Instructions to follow:
Reproduce the rows from the first one through the line containing "panel-winter: winter 2000", replacing each "y-tick-label" with "y-axis-tick" and leaving all other text unchanged.

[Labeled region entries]
BEGIN

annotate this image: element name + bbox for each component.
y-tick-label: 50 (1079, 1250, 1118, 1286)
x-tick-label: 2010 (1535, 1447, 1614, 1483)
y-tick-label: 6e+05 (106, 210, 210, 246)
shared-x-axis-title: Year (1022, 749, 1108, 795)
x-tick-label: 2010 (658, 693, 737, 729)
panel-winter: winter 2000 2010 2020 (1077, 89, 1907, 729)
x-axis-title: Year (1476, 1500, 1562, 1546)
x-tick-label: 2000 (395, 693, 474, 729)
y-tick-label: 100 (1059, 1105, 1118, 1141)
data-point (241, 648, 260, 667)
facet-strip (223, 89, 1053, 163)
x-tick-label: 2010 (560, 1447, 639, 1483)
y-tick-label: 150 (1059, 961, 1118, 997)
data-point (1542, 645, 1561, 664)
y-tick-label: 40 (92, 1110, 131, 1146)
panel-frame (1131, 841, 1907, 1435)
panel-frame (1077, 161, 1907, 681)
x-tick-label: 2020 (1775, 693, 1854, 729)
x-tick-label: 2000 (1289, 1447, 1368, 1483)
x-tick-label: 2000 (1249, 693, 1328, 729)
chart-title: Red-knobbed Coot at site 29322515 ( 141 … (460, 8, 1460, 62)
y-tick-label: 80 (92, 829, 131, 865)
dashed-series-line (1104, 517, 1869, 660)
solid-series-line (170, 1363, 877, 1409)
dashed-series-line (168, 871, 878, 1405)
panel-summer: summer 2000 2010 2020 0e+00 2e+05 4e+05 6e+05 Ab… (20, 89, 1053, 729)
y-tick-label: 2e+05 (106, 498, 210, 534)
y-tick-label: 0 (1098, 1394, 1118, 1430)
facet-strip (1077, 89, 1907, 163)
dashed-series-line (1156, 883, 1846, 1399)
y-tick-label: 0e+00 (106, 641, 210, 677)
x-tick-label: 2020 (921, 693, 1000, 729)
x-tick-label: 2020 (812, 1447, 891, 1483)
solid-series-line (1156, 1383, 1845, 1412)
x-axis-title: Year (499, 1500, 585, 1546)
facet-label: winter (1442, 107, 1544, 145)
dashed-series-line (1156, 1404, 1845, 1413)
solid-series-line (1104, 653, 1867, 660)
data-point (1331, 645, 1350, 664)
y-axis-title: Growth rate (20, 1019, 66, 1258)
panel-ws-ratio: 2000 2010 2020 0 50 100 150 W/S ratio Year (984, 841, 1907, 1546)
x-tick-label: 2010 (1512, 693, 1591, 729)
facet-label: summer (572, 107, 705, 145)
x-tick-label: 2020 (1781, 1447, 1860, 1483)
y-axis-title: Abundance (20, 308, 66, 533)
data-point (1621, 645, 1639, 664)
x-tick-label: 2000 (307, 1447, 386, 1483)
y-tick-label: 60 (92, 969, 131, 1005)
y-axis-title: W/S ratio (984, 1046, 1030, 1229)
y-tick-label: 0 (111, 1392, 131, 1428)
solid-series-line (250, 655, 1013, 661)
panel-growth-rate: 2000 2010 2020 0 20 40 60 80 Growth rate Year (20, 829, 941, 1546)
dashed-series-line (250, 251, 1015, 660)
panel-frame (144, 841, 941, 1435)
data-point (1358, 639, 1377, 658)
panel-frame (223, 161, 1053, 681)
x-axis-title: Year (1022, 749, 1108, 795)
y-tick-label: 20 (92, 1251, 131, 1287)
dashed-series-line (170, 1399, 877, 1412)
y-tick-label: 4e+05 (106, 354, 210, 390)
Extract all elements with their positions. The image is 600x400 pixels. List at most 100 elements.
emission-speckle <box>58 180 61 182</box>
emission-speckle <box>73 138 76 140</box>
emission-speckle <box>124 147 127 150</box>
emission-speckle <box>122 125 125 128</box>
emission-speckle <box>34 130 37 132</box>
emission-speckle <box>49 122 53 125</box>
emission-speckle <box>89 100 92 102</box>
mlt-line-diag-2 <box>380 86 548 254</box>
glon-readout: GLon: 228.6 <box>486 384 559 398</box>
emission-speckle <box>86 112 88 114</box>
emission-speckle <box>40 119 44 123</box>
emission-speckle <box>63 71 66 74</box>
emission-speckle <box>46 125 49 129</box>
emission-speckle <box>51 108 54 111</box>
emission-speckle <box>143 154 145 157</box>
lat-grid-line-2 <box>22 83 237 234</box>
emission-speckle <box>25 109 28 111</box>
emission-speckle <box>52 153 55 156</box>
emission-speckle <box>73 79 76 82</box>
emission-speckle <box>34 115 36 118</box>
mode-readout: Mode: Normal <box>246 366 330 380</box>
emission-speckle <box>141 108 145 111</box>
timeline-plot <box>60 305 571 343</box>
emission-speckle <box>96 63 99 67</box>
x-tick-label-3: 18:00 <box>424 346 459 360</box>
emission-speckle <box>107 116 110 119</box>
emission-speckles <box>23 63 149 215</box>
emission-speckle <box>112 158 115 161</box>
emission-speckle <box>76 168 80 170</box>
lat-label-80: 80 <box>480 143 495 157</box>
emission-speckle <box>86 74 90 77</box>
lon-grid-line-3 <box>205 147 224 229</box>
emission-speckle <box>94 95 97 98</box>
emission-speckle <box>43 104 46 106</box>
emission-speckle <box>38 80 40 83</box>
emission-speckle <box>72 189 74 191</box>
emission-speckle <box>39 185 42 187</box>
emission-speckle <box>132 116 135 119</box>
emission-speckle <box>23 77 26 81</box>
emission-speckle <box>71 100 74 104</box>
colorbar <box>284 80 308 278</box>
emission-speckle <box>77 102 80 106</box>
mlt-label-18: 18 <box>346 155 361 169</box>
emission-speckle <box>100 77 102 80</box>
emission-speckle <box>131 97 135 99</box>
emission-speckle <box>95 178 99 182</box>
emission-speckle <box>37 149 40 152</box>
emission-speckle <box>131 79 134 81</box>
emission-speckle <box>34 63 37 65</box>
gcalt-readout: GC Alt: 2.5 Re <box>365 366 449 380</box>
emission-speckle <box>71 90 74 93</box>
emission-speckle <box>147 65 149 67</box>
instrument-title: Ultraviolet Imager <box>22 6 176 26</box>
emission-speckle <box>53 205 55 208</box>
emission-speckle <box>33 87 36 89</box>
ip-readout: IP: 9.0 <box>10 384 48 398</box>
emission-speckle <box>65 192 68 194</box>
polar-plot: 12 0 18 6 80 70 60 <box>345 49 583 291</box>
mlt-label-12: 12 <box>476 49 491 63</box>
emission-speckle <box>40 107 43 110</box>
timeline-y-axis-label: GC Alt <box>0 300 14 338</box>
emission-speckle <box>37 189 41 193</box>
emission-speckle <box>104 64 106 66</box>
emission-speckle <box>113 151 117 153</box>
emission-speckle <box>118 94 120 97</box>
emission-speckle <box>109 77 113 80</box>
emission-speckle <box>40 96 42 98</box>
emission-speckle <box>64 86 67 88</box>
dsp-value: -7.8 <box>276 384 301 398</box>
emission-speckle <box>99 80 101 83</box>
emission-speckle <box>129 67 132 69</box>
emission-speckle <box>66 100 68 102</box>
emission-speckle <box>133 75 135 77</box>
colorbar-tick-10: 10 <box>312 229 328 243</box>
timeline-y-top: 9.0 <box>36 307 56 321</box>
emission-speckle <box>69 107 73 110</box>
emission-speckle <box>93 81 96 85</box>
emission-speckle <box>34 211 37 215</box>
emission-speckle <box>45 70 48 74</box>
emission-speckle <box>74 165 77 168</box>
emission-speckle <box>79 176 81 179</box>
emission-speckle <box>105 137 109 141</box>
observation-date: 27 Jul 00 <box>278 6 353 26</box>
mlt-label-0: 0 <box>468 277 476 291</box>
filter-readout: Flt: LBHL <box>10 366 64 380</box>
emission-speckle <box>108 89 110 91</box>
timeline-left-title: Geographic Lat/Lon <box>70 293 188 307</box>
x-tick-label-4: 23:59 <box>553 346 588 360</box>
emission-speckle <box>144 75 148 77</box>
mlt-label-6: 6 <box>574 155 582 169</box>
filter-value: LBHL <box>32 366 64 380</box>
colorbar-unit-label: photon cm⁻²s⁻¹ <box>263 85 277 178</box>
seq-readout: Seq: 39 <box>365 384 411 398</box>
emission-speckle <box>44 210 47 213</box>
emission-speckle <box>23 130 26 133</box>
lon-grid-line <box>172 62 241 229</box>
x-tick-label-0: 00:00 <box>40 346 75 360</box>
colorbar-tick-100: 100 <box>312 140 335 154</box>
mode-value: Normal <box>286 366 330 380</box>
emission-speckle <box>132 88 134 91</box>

END

Answer in full:
annotate this image: element name + bbox for each component.
y-axis-tick: 50 (1079, 1250, 1118, 1286)
x-tick-label: 2010 (1535, 1447, 1614, 1483)
y-axis-tick: 6e+05 (106, 210, 210, 246)
shared-x-axis-title: Year (1022, 749, 1108, 795)
x-tick-label: 2010 (658, 693, 737, 729)
panel-winter: winter 2000 2010 2020 (1077, 89, 1907, 729)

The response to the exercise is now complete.